● Work to complete
The listing below should be printed exactly, every line of it. Skip the pictures.

● Data listing
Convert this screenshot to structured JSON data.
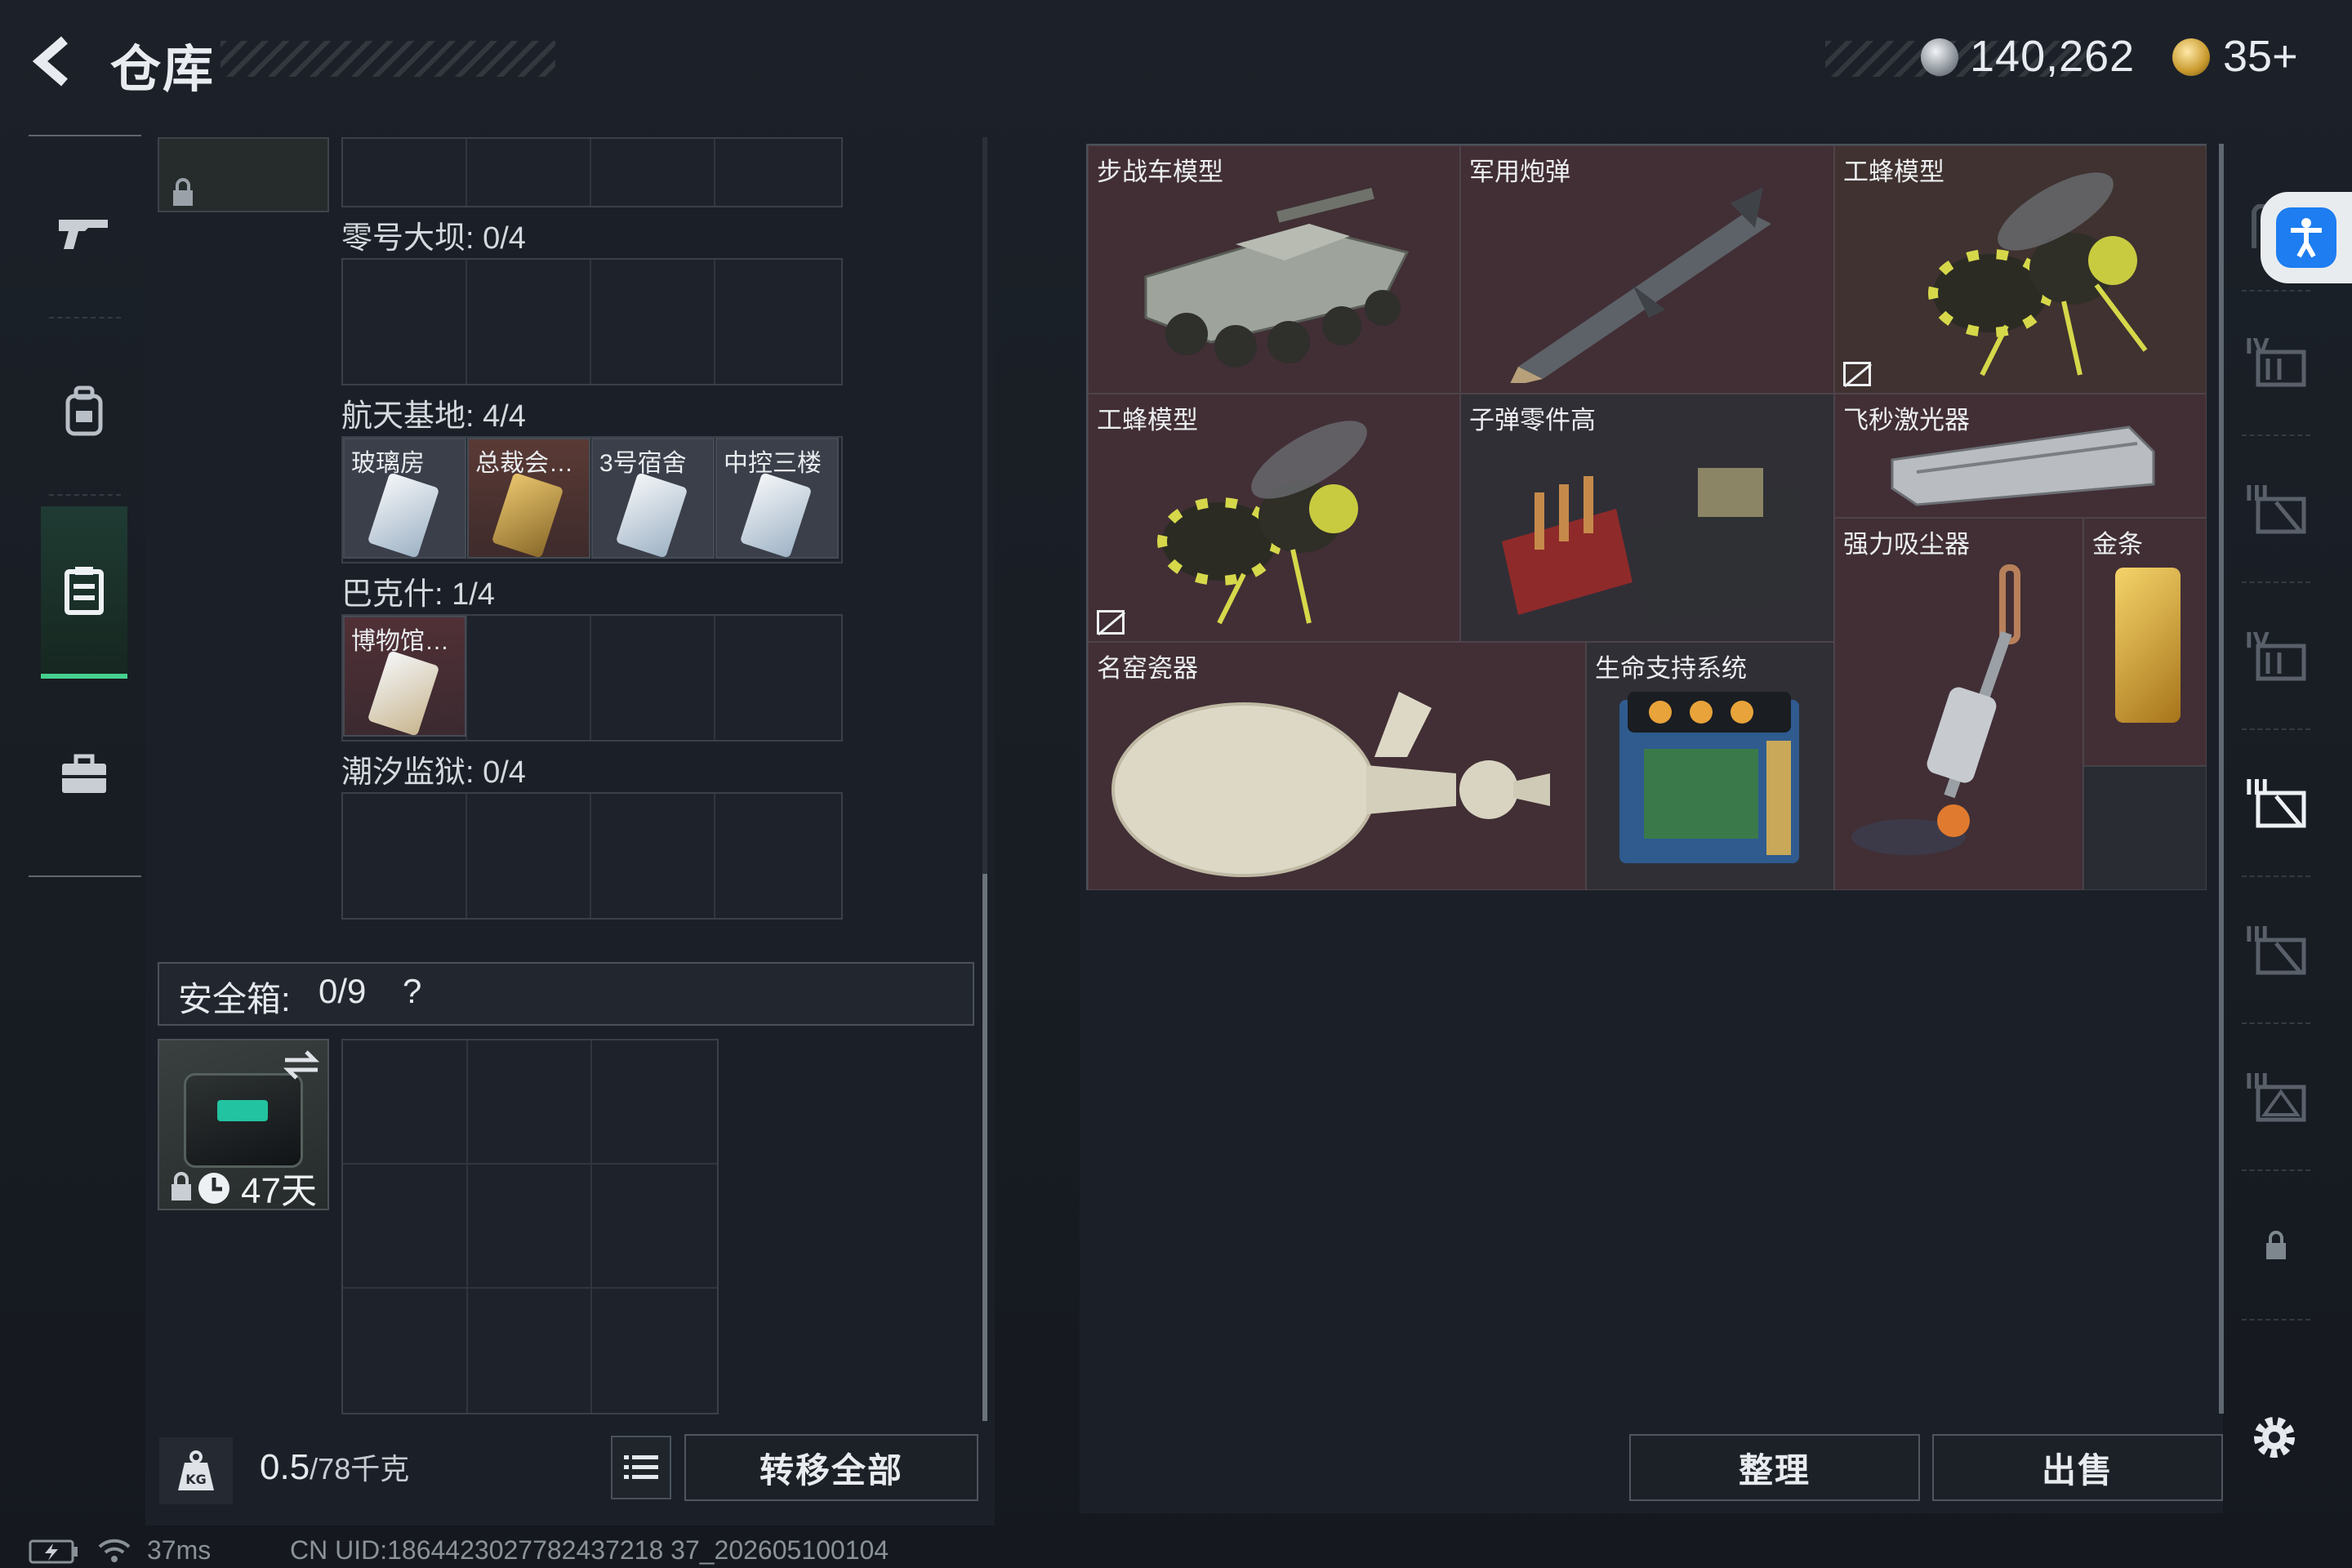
{
  "header": {
    "title": "仓库",
    "currency_1": "140,262",
    "currency_2": "35+",
    "mini": "ⅢⅢ ⅡⅡ"
  },
  "left_rail": {
    "items": [
      {
        "name": "weapons",
        "icon": "gun-icon"
      },
      {
        "name": "backpack",
        "icon": "backpack-icon"
      },
      {
        "name": "container",
        "icon": "container-icon",
        "active": true
      },
      {
        "name": "toolbox",
        "icon": "briefcase-icon"
      }
    ]
  },
  "collections": [
    {
      "label": "零号大坝: 0/4",
      "cards": []
    },
    {
      "label": "航天基地: 4/4",
      "cards": [
        "玻璃房",
        "总裁会…",
        "3号宿舍",
        "中控三楼"
      ]
    },
    {
      "label": "巴克什: 1/4",
      "cards": [
        "博物馆…"
      ]
    },
    {
      "label": "潮汐监狱: 0/4",
      "cards": []
    }
  ],
  "safe_box": {
    "label": "安全箱:",
    "count": "0/9",
    "help": "?",
    "days": "47天"
  },
  "capacity": {
    "current": "0.5",
    "max": "/78千克"
  },
  "buttons": {
    "transfer_all": "转移全部",
    "sort": "整理",
    "sell": "出售"
  },
  "inventory": [
    {
      "name": "步战车模型"
    },
    {
      "name": "军用炮弹"
    },
    {
      "name": "工蜂模型"
    },
    {
      "name": "工蜂模型"
    },
    {
      "name": "子弹零件高"
    },
    {
      "name": "飞秒激光器"
    },
    {
      "name": "强力吸尘器"
    },
    {
      "name": "金条"
    },
    {
      "name": "名窑瓷器"
    },
    {
      "name": "生命支持系统"
    }
  ],
  "status_bar": {
    "ping": "37ms",
    "uid": "CN UID:1864423027782437218 37_202605100104"
  },
  "colors": {
    "accent_green": "#46d18e",
    "item_red": "#412f35",
    "panel": "#1b2028",
    "access_blue": "#1e7df0"
  }
}
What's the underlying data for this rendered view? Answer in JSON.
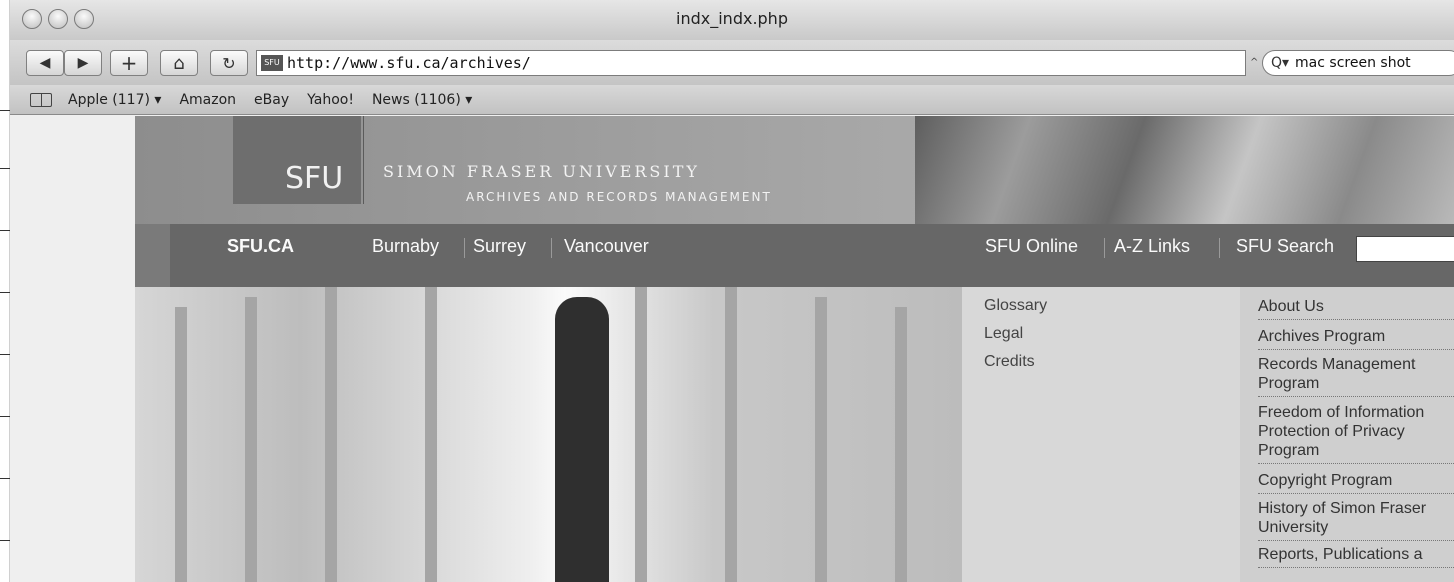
{
  "window": {
    "title": "indx_indx.php"
  },
  "toolbar": {
    "back_icon": "◀",
    "forward_icon": "▶",
    "add_icon": "+",
    "home_icon": "⌂",
    "reload_icon": "↻",
    "favicon_text": "SFU",
    "url": "http://www.sfu.ca/archives/",
    "search_glyph": "Q▾",
    "search_value": "mac screen shot",
    "search_caret": "^"
  },
  "bookmarks": {
    "items": [
      "Apple (117) ▾",
      "Amazon",
      "eBay",
      "Yahoo!",
      "News (1106) ▾"
    ]
  },
  "header": {
    "logo": "SFU",
    "university": "SIMON FRASER UNIVERSITY",
    "department": "ARCHIVES AND RECORDS MANAGEMENT"
  },
  "nav": {
    "home": "SFU.CA",
    "campuses": [
      "Burnaby",
      "Surrey",
      "Vancouver"
    ],
    "online": "SFU Online",
    "az": "A-Z Links",
    "search": "SFU Search"
  },
  "links_mid": [
    "Glossary",
    "Legal",
    "Credits"
  ],
  "links_right": [
    "About Us",
    "Archives Program",
    "Records Management Program",
    "Freedom of Information Protection of Privacy Program",
    "Copyright Program",
    "History of Simon Fraser University",
    "Reports, Publications a"
  ]
}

● Completed task
Convert this screenshot to structured JSON data.
{
  "header": {
    "title": "仓库",
    "currency_1": "140,262",
    "currency_2": "35+",
    "mini": "ⅢⅢ ⅡⅡ"
  },
  "left_rail": {
    "items": [
      {
        "name": "weapons",
        "icon": "gun-icon"
      },
      {
        "name": "backpack",
        "icon": "backpack-icon"
      },
      {
        "name": "container",
        "icon": "container-icon",
        "active": true
      },
      {
        "name": "toolbox",
        "icon": "briefcase-icon"
      }
    ]
  },
  "collections": [
    {
      "label": "零号大坝: 0/4",
      "cards": []
    },
    {
      "label": "航天基地: 4/4",
      "cards": [
        "玻璃房",
        "总裁会…",
        "3号宿舍",
        "中控三楼"
      ]
    },
    {
      "label": "巴克什: 1/4",
      "cards": [
        "博物馆…"
      ]
    },
    {
      "label": "潮汐监狱: 0/4",
      "cards": []
    }
  ],
  "safe_box": {
    "label": "安全箱:",
    "count": "0/9",
    "help": "?",
    "days": "47天"
  },
  "capacity": {
    "current": "0.5",
    "max": "/78千克"
  },
  "buttons": {
    "transfer_all": "转移全部",
    "sort": "整理",
    "sell": "出售"
  },
  "inventory": [
    {
      "name": "步战车模型"
    },
    {
      "name": "军用炮弹"
    },
    {
      "name": "工蜂模型"
    },
    {
      "name": "工蜂模型"
    },
    {
      "name": "子弹零件高"
    },
    {
      "name": "飞秒激光器"
    },
    {
      "name": "强力吸尘器"
    },
    {
      "name": "金条"
    },
    {
      "name": "名窑瓷器"
    },
    {
      "name": "生命支持系统"
    }
  ],
  "status_bar": {
    "ping": "37ms",
    "uid": "CN UID:1864423027782437218 37_202605100104"
  },
  "colors": {
    "accent_green": "#46d18e",
    "item_red": "#412f35",
    "panel": "#1b2028",
    "access_blue": "#1e7df0"
  }
}
What's the underlying data for this rendered view? Answer in JSON.
{
  "window": {
    "title": "indx_indx.php"
  },
  "toolbar": {
    "back_icon": "◀",
    "forward_icon": "▶",
    "add_icon": "+",
    "home_icon": "⌂",
    "reload_icon": "↻",
    "favicon_text": "SFU",
    "url": "http://www.sfu.ca/archives/",
    "search_glyph": "Q▾",
    "search_value": "mac screen shot",
    "search_caret": "^"
  },
  "bookmarks": {
    "items": [
      "Apple (117) ▾",
      "Amazon",
      "eBay",
      "Yahoo!",
      "News (1106) ▾"
    ]
  },
  "header": {
    "logo": "SFU",
    "university": "SIMON FRASER UNIVERSITY",
    "department": "ARCHIVES AND RECORDS MANAGEMENT"
  },
  "nav": {
    "home": "SFU.CA",
    "campuses": [
      "Burnaby",
      "Surrey",
      "Vancouver"
    ],
    "online": "SFU Online",
    "az": "A-Z Links",
    "search": "SFU Search"
  },
  "links_mid": [
    "Glossary",
    "Legal",
    "Credits"
  ],
  "links_right": [
    "About Us",
    "Archives Program",
    "Records Management Program",
    "Freedom of Information Protection of Privacy Program",
    "Copyright Program",
    "History of Simon Fraser University",
    "Reports, Publications a"
  ]
}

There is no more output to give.